- Directive:
From the listing below, extract each entry exactly as written, minus the images.

- Records to process:
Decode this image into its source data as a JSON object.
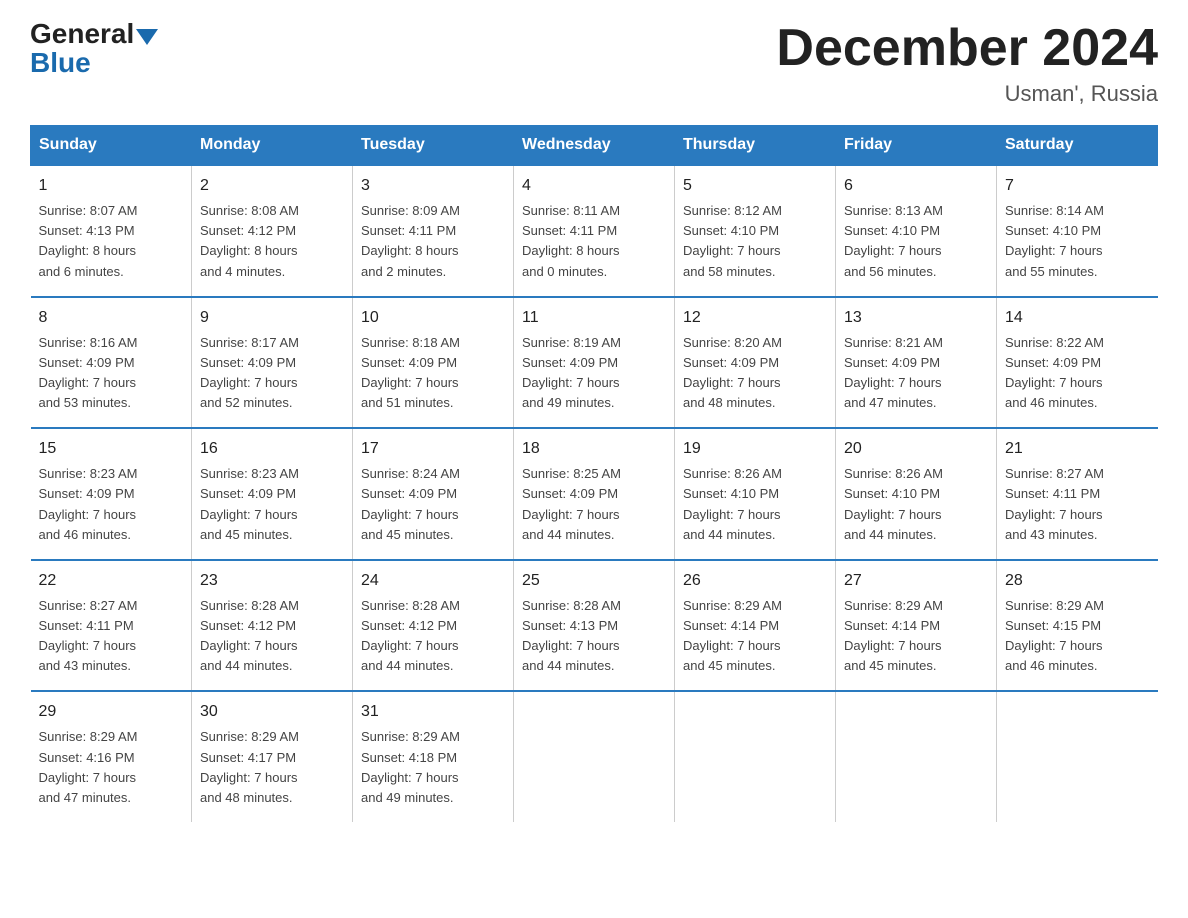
{
  "header": {
    "logo_general": "General",
    "logo_blue": "Blue",
    "title": "December 2024",
    "subtitle": "Usman', Russia"
  },
  "days_of_week": [
    "Sunday",
    "Monday",
    "Tuesday",
    "Wednesday",
    "Thursday",
    "Friday",
    "Saturday"
  ],
  "weeks": [
    [
      {
        "num": "1",
        "info": "Sunrise: 8:07 AM\nSunset: 4:13 PM\nDaylight: 8 hours\nand 6 minutes."
      },
      {
        "num": "2",
        "info": "Sunrise: 8:08 AM\nSunset: 4:12 PM\nDaylight: 8 hours\nand 4 minutes."
      },
      {
        "num": "3",
        "info": "Sunrise: 8:09 AM\nSunset: 4:11 PM\nDaylight: 8 hours\nand 2 minutes."
      },
      {
        "num": "4",
        "info": "Sunrise: 8:11 AM\nSunset: 4:11 PM\nDaylight: 8 hours\nand 0 minutes."
      },
      {
        "num": "5",
        "info": "Sunrise: 8:12 AM\nSunset: 4:10 PM\nDaylight: 7 hours\nand 58 minutes."
      },
      {
        "num": "6",
        "info": "Sunrise: 8:13 AM\nSunset: 4:10 PM\nDaylight: 7 hours\nand 56 minutes."
      },
      {
        "num": "7",
        "info": "Sunrise: 8:14 AM\nSunset: 4:10 PM\nDaylight: 7 hours\nand 55 minutes."
      }
    ],
    [
      {
        "num": "8",
        "info": "Sunrise: 8:16 AM\nSunset: 4:09 PM\nDaylight: 7 hours\nand 53 minutes."
      },
      {
        "num": "9",
        "info": "Sunrise: 8:17 AM\nSunset: 4:09 PM\nDaylight: 7 hours\nand 52 minutes."
      },
      {
        "num": "10",
        "info": "Sunrise: 8:18 AM\nSunset: 4:09 PM\nDaylight: 7 hours\nand 51 minutes."
      },
      {
        "num": "11",
        "info": "Sunrise: 8:19 AM\nSunset: 4:09 PM\nDaylight: 7 hours\nand 49 minutes."
      },
      {
        "num": "12",
        "info": "Sunrise: 8:20 AM\nSunset: 4:09 PM\nDaylight: 7 hours\nand 48 minutes."
      },
      {
        "num": "13",
        "info": "Sunrise: 8:21 AM\nSunset: 4:09 PM\nDaylight: 7 hours\nand 47 minutes."
      },
      {
        "num": "14",
        "info": "Sunrise: 8:22 AM\nSunset: 4:09 PM\nDaylight: 7 hours\nand 46 minutes."
      }
    ],
    [
      {
        "num": "15",
        "info": "Sunrise: 8:23 AM\nSunset: 4:09 PM\nDaylight: 7 hours\nand 46 minutes."
      },
      {
        "num": "16",
        "info": "Sunrise: 8:23 AM\nSunset: 4:09 PM\nDaylight: 7 hours\nand 45 minutes."
      },
      {
        "num": "17",
        "info": "Sunrise: 8:24 AM\nSunset: 4:09 PM\nDaylight: 7 hours\nand 45 minutes."
      },
      {
        "num": "18",
        "info": "Sunrise: 8:25 AM\nSunset: 4:09 PM\nDaylight: 7 hours\nand 44 minutes."
      },
      {
        "num": "19",
        "info": "Sunrise: 8:26 AM\nSunset: 4:10 PM\nDaylight: 7 hours\nand 44 minutes."
      },
      {
        "num": "20",
        "info": "Sunrise: 8:26 AM\nSunset: 4:10 PM\nDaylight: 7 hours\nand 44 minutes."
      },
      {
        "num": "21",
        "info": "Sunrise: 8:27 AM\nSunset: 4:11 PM\nDaylight: 7 hours\nand 43 minutes."
      }
    ],
    [
      {
        "num": "22",
        "info": "Sunrise: 8:27 AM\nSunset: 4:11 PM\nDaylight: 7 hours\nand 43 minutes."
      },
      {
        "num": "23",
        "info": "Sunrise: 8:28 AM\nSunset: 4:12 PM\nDaylight: 7 hours\nand 44 minutes."
      },
      {
        "num": "24",
        "info": "Sunrise: 8:28 AM\nSunset: 4:12 PM\nDaylight: 7 hours\nand 44 minutes."
      },
      {
        "num": "25",
        "info": "Sunrise: 8:28 AM\nSunset: 4:13 PM\nDaylight: 7 hours\nand 44 minutes."
      },
      {
        "num": "26",
        "info": "Sunrise: 8:29 AM\nSunset: 4:14 PM\nDaylight: 7 hours\nand 45 minutes."
      },
      {
        "num": "27",
        "info": "Sunrise: 8:29 AM\nSunset: 4:14 PM\nDaylight: 7 hours\nand 45 minutes."
      },
      {
        "num": "28",
        "info": "Sunrise: 8:29 AM\nSunset: 4:15 PM\nDaylight: 7 hours\nand 46 minutes."
      }
    ],
    [
      {
        "num": "29",
        "info": "Sunrise: 8:29 AM\nSunset: 4:16 PM\nDaylight: 7 hours\nand 47 minutes."
      },
      {
        "num": "30",
        "info": "Sunrise: 8:29 AM\nSunset: 4:17 PM\nDaylight: 7 hours\nand 48 minutes."
      },
      {
        "num": "31",
        "info": "Sunrise: 8:29 AM\nSunset: 4:18 PM\nDaylight: 7 hours\nand 49 minutes."
      },
      {
        "num": "",
        "info": ""
      },
      {
        "num": "",
        "info": ""
      },
      {
        "num": "",
        "info": ""
      },
      {
        "num": "",
        "info": ""
      }
    ]
  ]
}
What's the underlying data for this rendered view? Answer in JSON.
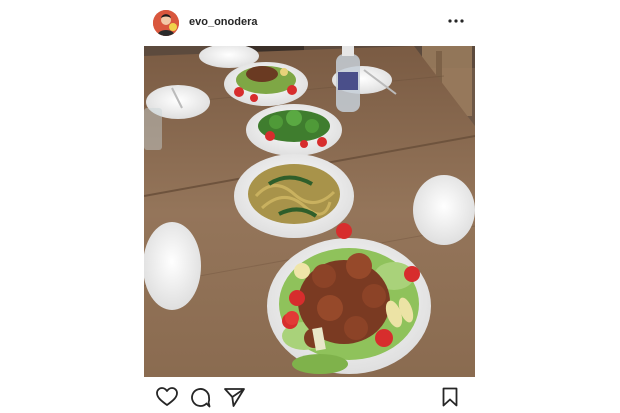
{
  "post": {
    "username": "evo_onodera",
    "icons": {
      "avatar": "profile-photo",
      "more": "more-options-icon",
      "like": "heart-icon",
      "comment": "comment-icon",
      "share": "send-icon",
      "save": "bookmark-icon"
    }
  },
  "colors": {
    "text": "#262626",
    "background": "#ffffff",
    "table": "#8a6a4f"
  }
}
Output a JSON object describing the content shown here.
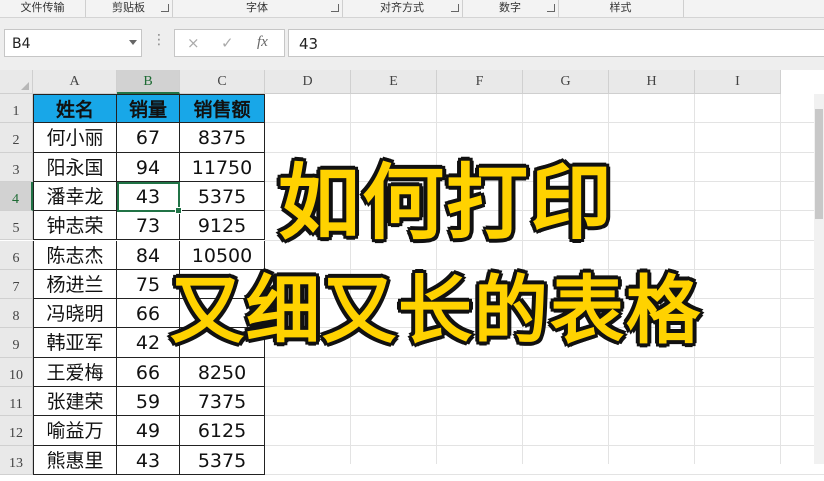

- Complete response:
Decode this image into its source data as a JSON object.
{
  "header": {
    "logo_general": "General",
    "logo_blue": "Blue",
    "title": "December 2024",
    "subtitle": "Usman', Russia"
  },
  "days_of_week": [
    "Sunday",
    "Monday",
    "Tuesday",
    "Wednesday",
    "Thursday",
    "Friday",
    "Saturday"
  ],
  "weeks": [
    [
      {
        "num": "1",
        "info": "Sunrise: 8:07 AM\nSunset: 4:13 PM\nDaylight: 8 hours\nand 6 minutes."
      },
      {
        "num": "2",
        "info": "Sunrise: 8:08 AM\nSunset: 4:12 PM\nDaylight: 8 hours\nand 4 minutes."
      },
      {
        "num": "3",
        "info": "Sunrise: 8:09 AM\nSunset: 4:11 PM\nDaylight: 8 hours\nand 2 minutes."
      },
      {
        "num": "4",
        "info": "Sunrise: 8:11 AM\nSunset: 4:11 PM\nDaylight: 8 hours\nand 0 minutes."
      },
      {
        "num": "5",
        "info": "Sunrise: 8:12 AM\nSunset: 4:10 PM\nDaylight: 7 hours\nand 58 minutes."
      },
      {
        "num": "6",
        "info": "Sunrise: 8:13 AM\nSunset: 4:10 PM\nDaylight: 7 hours\nand 56 minutes."
      },
      {
        "num": "7",
        "info": "Sunrise: 8:14 AM\nSunset: 4:10 PM\nDaylight: 7 hours\nand 55 minutes."
      }
    ],
    [
      {
        "num": "8",
        "info": "Sunrise: 8:16 AM\nSunset: 4:09 PM\nDaylight: 7 hours\nand 53 minutes."
      },
      {
        "num": "9",
        "info": "Sunrise: 8:17 AM\nSunset: 4:09 PM\nDaylight: 7 hours\nand 52 minutes."
      },
      {
        "num": "10",
        "info": "Sunrise: 8:18 AM\nSunset: 4:09 PM\nDaylight: 7 hours\nand 51 minutes."
      },
      {
        "num": "11",
        "info": "Sunrise: 8:19 AM\nSunset: 4:09 PM\nDaylight: 7 hours\nand 49 minutes."
      },
      {
        "num": "12",
        "info": "Sunrise: 8:20 AM\nSunset: 4:09 PM\nDaylight: 7 hours\nand 48 minutes."
      },
      {
        "num": "13",
        "info": "Sunrise: 8:21 AM\nSunset: 4:09 PM\nDaylight: 7 hours\nand 47 minutes."
      },
      {
        "num": "14",
        "info": "Sunrise: 8:22 AM\nSunset: 4:09 PM\nDaylight: 7 hours\nand 46 minutes."
      }
    ],
    [
      {
        "num": "15",
        "info": "Sunrise: 8:23 AM\nSunset: 4:09 PM\nDaylight: 7 hours\nand 46 minutes."
      },
      {
        "num": "16",
        "info": "Sunrise: 8:23 AM\nSunset: 4:09 PM\nDaylight: 7 hours\nand 45 minutes."
      },
      {
        "num": "17",
        "info": "Sunrise: 8:24 AM\nSunset: 4:09 PM\nDaylight: 7 hours\nand 45 minutes."
      },
      {
        "num": "18",
        "info": "Sunrise: 8:25 AM\nSunset: 4:09 PM\nDaylight: 7 hours\nand 44 minutes."
      },
      {
        "num": "19",
        "info": "Sunrise: 8:26 AM\nSunset: 4:10 PM\nDaylight: 7 hours\nand 44 minutes."
      },
      {
        "num": "20",
        "info": "Sunrise: 8:26 AM\nSunset: 4:10 PM\nDaylight: 7 hours\nand 44 minutes."
      },
      {
        "num": "21",
        "info": "Sunrise: 8:27 AM\nSunset: 4:11 PM\nDaylight: 7 hours\nand 43 minutes."
      }
    ],
    [
      {
        "num": "22",
        "info": "Sunrise: 8:27 AM\nSunset: 4:11 PM\nDaylight: 7 hours\nand 43 minutes."
      },
      {
        "num": "23",
        "info": "Sunrise: 8:28 AM\nSunset: 4:12 PM\nDaylight: 7 hours\nand 44 minutes."
      },
      {
        "num": "24",
        "info": "Sunrise: 8:28 AM\nSunset: 4:12 PM\nDaylight: 7 hours\nand 44 minutes."
      },
      {
        "num": "25",
        "info": "Sunrise: 8:28 AM\nSunset: 4:13 PM\nDaylight: 7 hours\nand 44 minutes."
      },
      {
        "num": "26",
        "info": "Sunrise: 8:29 AM\nSunset: 4:14 PM\nDaylight: 7 hours\nand 45 minutes."
      },
      {
        "num": "27",
        "info": "Sunrise: 8:29 AM\nSunset: 4:14 PM\nDaylight: 7 hours\nand 45 minutes."
      },
      {
        "num": "28",
        "info": "Sunrise: 8:29 AM\nSunset: 4:15 PM\nDaylight: 7 hours\nand 46 minutes."
      }
    ],
    [
      {
        "num": "29",
        "info": "Sunrise: 8:29 AM\nSunset: 4:16 PM\nDaylight: 7 hours\nand 47 minutes."
      },
      {
        "num": "30",
        "info": "Sunrise: 8:29 AM\nSunset: 4:17 PM\nDaylight: 7 hours\nand 48 minutes."
      },
      {
        "num": "31",
        "info": "Sunrise: 8:29 AM\nSunset: 4:18 PM\nDaylight: 7 hours\nand 49 minutes."
      },
      {
        "num": "",
        "info": ""
      },
      {
        "num": "",
        "info": ""
      },
      {
        "num": "",
        "info": ""
      },
      {
        "num": "",
        "info": ""
      }
    ]
  ]
}
What's the underlying data for this rendered view? Answer in JSON.
{
  "post": {
    "username": "evo_onodera",
    "icons": {
      "avatar": "profile-photo",
      "more": "more-options-icon",
      "like": "heart-icon",
      "comment": "comment-icon",
      "share": "send-icon",
      "save": "bookmark-icon"
    }
  },
  "colors": {
    "text": "#262626",
    "background": "#ffffff",
    "table": "#8a6a4f"
  }
}
Output a JSON object describing the content shown here.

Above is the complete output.